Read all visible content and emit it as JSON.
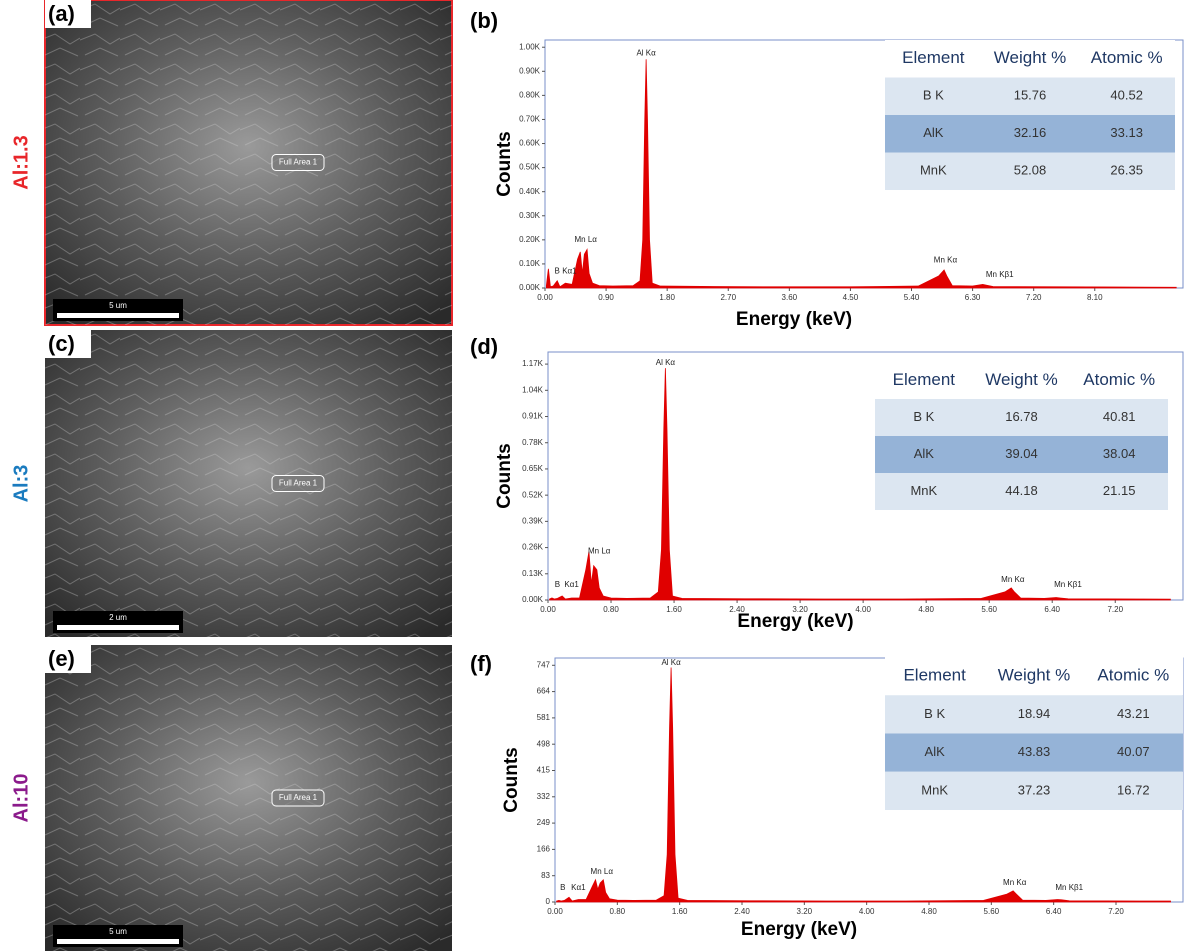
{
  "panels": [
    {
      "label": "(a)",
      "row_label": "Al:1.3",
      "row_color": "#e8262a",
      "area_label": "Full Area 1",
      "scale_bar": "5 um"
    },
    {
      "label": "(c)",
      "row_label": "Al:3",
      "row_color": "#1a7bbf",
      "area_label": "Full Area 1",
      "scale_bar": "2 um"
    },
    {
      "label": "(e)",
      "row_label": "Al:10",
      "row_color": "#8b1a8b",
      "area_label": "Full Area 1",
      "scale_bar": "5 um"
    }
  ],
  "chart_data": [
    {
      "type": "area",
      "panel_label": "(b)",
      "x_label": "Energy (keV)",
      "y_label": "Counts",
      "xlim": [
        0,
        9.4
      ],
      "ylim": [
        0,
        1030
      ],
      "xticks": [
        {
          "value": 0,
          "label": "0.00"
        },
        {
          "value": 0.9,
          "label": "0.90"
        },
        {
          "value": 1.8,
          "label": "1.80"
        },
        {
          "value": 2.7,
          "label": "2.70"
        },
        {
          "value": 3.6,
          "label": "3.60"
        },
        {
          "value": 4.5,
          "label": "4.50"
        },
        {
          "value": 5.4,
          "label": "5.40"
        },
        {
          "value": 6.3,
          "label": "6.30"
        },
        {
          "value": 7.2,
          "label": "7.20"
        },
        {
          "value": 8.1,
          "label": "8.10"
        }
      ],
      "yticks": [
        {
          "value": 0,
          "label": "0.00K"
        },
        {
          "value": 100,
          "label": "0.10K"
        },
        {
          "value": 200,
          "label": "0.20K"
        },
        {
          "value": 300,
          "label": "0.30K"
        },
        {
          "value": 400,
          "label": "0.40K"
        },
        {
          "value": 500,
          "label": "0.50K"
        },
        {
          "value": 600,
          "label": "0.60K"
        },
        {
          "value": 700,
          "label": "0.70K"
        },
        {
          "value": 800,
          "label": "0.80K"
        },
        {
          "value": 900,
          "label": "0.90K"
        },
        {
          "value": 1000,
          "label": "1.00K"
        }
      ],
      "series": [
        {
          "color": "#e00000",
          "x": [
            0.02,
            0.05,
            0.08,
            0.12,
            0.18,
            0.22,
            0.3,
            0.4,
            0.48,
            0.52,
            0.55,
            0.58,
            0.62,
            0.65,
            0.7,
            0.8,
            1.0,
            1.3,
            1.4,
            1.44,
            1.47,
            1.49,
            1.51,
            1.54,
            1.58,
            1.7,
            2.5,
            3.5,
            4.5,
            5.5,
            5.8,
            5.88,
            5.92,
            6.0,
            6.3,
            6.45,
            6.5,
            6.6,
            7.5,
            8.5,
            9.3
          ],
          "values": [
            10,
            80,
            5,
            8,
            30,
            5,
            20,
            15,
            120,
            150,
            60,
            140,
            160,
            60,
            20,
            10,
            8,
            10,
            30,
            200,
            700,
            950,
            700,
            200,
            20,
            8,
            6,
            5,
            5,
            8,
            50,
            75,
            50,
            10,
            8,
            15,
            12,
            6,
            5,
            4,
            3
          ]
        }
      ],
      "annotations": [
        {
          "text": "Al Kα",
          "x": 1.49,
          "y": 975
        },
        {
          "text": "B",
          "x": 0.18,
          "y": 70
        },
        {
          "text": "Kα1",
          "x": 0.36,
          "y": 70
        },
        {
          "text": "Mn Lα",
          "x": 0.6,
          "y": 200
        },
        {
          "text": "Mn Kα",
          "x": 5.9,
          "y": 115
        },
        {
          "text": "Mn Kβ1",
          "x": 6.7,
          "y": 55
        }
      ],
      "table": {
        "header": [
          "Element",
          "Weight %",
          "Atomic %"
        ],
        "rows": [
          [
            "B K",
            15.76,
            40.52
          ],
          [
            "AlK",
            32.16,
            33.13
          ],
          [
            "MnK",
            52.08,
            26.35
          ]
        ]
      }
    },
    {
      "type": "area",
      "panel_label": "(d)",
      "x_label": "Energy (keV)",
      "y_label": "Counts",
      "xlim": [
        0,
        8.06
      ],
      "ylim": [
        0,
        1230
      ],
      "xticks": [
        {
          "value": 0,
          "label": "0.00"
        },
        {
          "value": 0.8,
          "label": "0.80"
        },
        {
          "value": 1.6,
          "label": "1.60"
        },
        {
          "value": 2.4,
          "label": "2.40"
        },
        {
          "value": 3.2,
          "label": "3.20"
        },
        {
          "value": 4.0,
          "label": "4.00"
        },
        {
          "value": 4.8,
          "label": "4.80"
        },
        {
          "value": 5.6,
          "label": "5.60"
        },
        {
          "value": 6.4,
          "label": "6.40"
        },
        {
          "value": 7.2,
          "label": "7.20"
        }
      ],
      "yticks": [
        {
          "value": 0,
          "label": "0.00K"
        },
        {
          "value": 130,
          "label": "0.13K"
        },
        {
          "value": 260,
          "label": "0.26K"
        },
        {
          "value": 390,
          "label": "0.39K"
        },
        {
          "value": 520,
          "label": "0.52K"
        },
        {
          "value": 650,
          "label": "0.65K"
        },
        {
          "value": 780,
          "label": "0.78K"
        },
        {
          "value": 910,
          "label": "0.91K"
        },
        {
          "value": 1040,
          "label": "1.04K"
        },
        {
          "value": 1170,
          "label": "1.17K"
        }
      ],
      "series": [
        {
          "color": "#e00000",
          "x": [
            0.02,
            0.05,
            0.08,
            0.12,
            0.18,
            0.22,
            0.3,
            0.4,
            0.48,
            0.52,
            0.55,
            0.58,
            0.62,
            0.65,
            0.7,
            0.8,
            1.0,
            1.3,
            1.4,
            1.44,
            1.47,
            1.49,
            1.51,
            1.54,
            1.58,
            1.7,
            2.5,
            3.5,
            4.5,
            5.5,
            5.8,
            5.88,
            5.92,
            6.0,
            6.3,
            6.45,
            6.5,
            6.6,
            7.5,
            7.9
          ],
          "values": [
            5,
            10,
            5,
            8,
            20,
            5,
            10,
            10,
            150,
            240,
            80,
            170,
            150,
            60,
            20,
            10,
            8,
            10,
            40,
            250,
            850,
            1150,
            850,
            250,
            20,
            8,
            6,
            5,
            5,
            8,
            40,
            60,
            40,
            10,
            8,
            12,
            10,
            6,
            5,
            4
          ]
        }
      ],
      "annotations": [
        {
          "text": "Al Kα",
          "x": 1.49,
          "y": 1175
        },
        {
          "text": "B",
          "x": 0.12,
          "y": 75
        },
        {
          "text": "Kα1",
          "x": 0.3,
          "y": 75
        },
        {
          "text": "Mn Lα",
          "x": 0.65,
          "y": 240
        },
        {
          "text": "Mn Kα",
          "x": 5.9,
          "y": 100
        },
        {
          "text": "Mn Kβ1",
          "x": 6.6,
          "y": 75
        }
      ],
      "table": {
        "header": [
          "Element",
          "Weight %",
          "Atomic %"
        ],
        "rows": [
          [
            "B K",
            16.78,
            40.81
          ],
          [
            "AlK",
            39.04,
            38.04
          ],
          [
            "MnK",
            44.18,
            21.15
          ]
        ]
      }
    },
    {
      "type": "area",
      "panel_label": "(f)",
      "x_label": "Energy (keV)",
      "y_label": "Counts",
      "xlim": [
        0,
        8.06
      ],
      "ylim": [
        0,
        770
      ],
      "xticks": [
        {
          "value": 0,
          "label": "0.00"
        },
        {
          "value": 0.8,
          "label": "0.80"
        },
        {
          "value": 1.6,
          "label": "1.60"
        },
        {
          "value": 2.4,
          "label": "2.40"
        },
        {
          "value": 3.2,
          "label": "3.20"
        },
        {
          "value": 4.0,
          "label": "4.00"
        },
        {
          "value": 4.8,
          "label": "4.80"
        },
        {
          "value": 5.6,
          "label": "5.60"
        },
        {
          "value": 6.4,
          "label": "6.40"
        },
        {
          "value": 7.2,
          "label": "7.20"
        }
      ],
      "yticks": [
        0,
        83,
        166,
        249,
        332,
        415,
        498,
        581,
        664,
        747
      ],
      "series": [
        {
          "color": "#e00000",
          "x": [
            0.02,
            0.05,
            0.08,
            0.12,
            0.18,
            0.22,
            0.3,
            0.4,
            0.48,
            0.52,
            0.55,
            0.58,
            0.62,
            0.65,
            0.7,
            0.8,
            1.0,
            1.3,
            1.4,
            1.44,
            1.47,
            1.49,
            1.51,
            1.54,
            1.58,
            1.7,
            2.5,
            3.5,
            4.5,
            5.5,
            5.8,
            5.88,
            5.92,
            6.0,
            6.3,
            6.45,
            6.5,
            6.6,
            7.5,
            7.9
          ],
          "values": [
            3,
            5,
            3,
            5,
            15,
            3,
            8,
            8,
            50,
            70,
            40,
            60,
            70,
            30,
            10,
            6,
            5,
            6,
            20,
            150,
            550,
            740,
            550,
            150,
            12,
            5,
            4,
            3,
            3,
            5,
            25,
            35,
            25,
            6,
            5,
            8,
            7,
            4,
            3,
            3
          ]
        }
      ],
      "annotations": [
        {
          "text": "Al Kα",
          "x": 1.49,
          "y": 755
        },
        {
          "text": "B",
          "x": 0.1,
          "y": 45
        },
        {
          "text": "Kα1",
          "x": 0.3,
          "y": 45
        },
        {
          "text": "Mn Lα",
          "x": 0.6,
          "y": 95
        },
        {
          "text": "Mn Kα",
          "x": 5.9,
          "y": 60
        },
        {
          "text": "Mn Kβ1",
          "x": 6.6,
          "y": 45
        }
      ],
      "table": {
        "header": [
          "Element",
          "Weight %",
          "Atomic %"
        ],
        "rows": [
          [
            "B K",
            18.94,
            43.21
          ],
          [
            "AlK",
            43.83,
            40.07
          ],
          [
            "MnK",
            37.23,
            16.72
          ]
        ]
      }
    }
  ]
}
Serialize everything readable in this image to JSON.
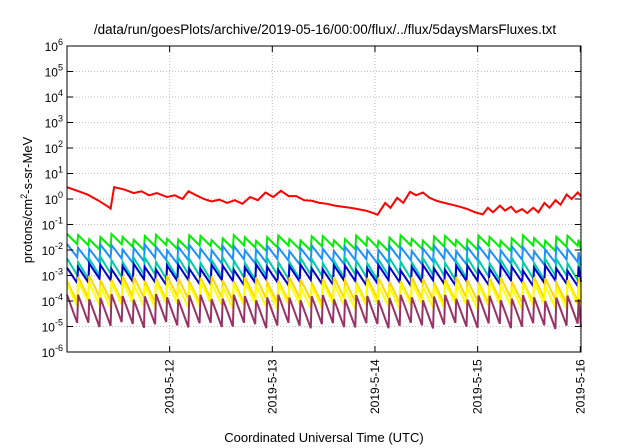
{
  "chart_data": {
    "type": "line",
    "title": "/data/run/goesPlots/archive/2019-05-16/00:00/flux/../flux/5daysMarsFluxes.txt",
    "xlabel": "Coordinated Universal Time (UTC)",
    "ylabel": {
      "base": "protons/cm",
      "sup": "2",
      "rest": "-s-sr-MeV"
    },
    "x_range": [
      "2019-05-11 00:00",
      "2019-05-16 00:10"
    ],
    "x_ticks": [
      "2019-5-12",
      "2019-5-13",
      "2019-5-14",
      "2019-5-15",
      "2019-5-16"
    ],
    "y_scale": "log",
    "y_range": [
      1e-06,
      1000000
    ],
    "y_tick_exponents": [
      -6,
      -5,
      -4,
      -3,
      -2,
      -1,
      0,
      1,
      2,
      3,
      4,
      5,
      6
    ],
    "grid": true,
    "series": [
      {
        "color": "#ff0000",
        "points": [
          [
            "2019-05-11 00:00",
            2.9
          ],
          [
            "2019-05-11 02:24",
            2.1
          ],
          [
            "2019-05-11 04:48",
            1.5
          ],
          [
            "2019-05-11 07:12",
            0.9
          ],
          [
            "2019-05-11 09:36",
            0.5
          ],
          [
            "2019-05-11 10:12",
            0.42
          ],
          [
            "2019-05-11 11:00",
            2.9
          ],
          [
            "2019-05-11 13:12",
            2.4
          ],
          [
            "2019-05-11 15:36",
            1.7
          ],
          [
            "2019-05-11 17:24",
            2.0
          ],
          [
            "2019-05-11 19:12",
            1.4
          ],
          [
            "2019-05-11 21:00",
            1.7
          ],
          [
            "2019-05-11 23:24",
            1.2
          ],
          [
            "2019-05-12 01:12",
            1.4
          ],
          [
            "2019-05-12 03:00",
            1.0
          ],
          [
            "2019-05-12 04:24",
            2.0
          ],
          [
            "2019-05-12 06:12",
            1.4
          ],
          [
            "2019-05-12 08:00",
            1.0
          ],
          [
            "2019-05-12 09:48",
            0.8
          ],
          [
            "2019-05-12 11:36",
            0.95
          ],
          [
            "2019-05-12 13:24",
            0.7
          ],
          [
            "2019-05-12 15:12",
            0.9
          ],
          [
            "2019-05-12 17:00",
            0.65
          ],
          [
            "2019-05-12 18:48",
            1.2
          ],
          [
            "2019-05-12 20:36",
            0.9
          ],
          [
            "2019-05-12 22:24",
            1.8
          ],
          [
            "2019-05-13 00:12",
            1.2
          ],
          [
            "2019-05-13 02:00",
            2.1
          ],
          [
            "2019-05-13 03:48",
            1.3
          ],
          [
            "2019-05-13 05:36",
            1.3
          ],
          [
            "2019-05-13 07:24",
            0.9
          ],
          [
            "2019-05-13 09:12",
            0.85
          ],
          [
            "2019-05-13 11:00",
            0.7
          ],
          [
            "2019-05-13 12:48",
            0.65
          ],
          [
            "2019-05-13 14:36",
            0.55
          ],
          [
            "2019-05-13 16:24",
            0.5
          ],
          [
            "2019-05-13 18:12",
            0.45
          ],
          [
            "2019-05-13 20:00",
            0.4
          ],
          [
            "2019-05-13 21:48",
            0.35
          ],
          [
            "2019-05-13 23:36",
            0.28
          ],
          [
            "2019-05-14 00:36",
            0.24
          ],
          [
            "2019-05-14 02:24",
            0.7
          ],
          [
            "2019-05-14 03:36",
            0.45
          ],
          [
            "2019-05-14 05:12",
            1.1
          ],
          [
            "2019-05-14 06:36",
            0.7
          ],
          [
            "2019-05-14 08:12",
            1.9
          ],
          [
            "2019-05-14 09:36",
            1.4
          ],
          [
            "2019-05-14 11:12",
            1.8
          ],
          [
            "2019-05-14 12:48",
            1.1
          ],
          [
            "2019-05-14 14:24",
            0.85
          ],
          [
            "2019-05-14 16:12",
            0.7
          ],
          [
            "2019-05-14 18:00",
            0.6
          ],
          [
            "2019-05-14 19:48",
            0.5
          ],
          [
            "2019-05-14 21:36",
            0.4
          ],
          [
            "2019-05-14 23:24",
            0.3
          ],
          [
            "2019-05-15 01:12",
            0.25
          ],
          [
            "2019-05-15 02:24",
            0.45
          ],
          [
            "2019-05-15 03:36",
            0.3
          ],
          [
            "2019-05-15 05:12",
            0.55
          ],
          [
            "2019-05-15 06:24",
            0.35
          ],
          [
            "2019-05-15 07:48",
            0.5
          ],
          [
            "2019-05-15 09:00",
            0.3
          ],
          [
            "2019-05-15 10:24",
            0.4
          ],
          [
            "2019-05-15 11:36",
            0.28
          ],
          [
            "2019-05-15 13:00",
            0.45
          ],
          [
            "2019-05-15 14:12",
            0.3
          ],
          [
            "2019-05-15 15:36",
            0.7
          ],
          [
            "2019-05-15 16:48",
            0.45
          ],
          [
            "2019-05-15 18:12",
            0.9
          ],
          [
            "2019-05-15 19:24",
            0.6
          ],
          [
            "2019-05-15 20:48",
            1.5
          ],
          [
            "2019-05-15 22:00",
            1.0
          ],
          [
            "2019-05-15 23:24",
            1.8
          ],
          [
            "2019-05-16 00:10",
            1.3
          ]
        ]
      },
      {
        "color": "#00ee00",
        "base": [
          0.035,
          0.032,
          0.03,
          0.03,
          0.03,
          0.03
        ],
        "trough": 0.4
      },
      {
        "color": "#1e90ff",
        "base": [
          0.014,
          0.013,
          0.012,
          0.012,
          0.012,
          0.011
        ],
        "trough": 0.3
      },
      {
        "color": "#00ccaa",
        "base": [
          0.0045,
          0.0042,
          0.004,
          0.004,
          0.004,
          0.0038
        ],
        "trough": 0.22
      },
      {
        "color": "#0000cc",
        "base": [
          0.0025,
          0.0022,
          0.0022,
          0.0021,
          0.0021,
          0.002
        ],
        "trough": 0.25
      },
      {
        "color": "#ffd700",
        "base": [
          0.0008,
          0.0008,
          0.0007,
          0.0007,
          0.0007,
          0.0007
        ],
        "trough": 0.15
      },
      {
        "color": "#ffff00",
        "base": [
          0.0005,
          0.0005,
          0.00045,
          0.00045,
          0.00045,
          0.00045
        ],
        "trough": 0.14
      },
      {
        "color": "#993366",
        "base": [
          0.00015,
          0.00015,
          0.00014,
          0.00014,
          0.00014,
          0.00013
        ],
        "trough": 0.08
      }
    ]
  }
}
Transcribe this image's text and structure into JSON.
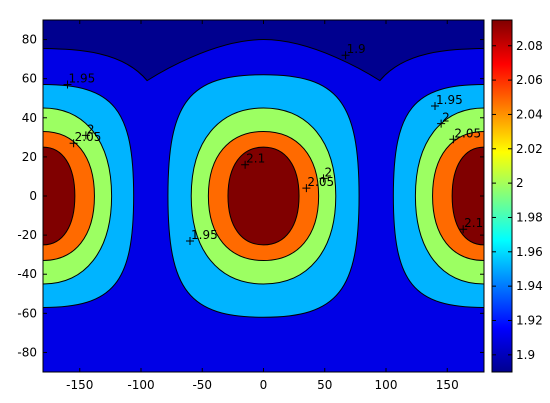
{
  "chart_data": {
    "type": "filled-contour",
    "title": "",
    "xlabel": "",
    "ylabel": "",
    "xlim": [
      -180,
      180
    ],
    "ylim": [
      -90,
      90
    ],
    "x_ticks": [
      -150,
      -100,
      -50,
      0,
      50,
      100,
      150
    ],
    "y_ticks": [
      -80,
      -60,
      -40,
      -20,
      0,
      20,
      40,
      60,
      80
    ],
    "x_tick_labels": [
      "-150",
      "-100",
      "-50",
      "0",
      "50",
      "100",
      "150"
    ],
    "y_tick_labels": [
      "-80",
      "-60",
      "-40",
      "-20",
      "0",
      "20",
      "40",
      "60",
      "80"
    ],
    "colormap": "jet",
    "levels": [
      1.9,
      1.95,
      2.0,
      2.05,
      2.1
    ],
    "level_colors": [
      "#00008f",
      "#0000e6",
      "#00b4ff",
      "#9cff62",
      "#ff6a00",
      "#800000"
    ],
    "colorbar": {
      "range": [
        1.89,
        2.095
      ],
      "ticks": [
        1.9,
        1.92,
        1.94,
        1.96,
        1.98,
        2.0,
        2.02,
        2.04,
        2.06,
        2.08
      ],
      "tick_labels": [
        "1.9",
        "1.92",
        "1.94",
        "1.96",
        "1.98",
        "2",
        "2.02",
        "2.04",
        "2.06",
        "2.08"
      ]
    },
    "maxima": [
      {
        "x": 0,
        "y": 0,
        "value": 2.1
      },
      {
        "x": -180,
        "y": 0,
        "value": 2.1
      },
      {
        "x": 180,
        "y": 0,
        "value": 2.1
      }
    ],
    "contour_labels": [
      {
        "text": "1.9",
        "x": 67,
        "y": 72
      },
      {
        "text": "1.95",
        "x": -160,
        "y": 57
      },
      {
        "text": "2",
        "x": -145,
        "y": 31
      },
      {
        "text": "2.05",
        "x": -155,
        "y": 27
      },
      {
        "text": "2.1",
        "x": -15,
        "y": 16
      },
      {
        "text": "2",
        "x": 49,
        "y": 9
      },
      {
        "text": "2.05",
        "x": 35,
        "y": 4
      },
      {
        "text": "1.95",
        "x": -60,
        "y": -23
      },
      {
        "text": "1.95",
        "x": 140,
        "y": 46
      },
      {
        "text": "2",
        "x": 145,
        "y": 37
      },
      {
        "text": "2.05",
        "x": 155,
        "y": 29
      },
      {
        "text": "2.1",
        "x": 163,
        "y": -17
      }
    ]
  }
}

******************************

Directions for this task ▸ Gather each line from the listing above that holds "xlabel".

Answer to the exercise ▸
    "xlabel": "Coordinated Universal Time (UTC)",
    "xlabel": "",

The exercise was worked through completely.